◆ Task ◆
Filter the entries below, keeping every line that has the word "name".

[start Rows]

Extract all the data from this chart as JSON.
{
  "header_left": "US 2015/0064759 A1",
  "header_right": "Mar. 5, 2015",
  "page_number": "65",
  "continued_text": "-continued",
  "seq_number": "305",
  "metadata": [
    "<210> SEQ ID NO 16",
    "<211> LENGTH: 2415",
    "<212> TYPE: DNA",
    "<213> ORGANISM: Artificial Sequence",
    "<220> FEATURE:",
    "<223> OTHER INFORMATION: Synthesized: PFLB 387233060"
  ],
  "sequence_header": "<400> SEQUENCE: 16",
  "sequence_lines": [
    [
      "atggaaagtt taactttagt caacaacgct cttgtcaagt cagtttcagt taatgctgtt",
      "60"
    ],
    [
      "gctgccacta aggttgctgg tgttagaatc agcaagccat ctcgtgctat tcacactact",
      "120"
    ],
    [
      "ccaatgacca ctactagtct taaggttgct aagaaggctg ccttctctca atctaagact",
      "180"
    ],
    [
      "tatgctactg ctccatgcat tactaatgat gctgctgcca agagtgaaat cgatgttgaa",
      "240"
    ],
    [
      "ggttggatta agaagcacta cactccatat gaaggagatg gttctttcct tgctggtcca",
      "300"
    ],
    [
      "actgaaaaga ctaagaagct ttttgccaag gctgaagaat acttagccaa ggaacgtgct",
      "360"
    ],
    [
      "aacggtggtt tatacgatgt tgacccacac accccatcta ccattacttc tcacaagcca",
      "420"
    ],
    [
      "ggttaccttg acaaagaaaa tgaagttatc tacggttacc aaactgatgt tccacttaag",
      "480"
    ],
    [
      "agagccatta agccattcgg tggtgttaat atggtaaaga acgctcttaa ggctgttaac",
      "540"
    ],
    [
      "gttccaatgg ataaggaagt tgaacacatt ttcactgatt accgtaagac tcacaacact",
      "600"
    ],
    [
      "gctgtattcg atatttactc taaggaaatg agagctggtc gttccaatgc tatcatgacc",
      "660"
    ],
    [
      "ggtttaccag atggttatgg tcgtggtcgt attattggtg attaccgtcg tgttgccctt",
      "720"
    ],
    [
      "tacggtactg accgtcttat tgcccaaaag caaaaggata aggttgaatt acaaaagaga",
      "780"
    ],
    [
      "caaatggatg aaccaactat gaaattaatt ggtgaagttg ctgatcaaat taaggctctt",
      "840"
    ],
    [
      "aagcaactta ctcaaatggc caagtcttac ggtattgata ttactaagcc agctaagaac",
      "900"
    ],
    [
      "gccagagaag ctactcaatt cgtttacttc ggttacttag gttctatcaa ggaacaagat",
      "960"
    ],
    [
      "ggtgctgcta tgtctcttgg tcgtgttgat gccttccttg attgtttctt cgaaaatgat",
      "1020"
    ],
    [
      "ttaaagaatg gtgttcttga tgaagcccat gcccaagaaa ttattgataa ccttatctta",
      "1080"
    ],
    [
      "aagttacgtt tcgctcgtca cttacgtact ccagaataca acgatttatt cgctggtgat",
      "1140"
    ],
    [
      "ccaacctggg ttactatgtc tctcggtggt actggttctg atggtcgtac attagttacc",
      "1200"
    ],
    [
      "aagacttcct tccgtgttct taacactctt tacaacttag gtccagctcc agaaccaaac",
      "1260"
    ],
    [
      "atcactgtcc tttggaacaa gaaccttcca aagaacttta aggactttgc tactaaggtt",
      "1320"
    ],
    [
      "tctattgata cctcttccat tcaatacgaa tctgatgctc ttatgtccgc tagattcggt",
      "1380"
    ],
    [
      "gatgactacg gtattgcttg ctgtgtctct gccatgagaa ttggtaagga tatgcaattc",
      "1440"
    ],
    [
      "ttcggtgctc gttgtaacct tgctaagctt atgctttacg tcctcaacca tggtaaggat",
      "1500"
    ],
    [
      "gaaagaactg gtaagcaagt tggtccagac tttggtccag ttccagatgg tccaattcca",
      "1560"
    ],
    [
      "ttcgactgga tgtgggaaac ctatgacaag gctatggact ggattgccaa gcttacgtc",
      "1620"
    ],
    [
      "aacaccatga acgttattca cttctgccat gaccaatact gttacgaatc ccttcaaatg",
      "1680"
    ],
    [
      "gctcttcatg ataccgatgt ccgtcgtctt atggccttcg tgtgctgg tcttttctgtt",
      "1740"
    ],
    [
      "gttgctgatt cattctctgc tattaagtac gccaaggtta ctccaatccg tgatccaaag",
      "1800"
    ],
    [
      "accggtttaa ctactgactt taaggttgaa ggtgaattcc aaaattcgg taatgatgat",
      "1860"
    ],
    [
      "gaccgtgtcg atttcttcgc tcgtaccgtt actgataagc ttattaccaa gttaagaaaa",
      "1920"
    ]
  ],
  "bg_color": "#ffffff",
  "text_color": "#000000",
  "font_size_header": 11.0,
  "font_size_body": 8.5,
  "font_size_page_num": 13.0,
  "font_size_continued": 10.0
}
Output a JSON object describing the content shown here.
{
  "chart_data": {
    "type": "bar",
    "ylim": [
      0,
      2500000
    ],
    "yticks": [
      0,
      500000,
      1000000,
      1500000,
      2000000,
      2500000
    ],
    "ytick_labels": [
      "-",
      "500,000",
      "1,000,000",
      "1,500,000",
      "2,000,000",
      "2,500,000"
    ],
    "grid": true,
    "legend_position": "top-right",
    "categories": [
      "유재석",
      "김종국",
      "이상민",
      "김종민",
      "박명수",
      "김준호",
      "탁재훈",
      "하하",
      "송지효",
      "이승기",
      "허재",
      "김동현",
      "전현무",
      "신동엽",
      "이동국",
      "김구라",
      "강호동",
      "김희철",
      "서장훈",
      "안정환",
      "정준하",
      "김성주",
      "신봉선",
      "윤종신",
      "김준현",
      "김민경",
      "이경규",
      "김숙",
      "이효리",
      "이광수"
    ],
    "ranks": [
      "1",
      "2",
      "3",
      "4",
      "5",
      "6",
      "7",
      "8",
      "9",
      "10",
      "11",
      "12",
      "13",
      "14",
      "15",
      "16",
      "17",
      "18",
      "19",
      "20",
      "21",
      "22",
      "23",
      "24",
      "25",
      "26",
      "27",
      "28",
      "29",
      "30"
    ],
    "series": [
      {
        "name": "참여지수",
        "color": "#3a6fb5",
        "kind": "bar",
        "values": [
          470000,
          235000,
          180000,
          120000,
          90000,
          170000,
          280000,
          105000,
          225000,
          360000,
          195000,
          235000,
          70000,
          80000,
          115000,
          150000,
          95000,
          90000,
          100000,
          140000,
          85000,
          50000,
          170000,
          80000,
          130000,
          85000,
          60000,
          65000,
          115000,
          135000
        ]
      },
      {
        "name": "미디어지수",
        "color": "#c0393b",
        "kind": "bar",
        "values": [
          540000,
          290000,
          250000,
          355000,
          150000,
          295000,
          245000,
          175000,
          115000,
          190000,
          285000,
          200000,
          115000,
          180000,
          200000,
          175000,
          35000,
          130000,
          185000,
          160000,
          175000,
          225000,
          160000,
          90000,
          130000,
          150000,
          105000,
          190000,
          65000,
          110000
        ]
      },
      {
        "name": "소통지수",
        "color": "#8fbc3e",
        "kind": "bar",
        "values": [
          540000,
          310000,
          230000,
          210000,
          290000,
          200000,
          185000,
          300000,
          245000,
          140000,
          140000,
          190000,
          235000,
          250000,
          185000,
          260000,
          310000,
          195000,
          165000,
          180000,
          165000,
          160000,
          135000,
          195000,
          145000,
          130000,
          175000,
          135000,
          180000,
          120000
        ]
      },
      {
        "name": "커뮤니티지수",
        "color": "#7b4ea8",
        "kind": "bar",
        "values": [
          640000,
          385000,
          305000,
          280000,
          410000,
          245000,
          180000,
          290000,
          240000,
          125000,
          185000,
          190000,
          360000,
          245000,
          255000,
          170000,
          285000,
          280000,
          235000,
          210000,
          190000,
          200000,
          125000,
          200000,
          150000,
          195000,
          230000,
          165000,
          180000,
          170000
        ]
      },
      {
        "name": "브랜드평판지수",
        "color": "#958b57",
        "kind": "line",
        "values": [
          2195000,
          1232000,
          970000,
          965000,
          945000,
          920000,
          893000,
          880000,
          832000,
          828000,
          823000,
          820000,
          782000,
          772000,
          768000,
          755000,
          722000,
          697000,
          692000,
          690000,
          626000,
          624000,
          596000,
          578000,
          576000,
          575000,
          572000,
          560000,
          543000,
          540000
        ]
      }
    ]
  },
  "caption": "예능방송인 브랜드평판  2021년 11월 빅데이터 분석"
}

[end Rows]

◆ Solved problem ◆
        "name": "참여지수",
        "name": "미디어지수",
        "name": "소통지수",
        "name": "커뮤니티지수",
        "name": "브랜드평판지수",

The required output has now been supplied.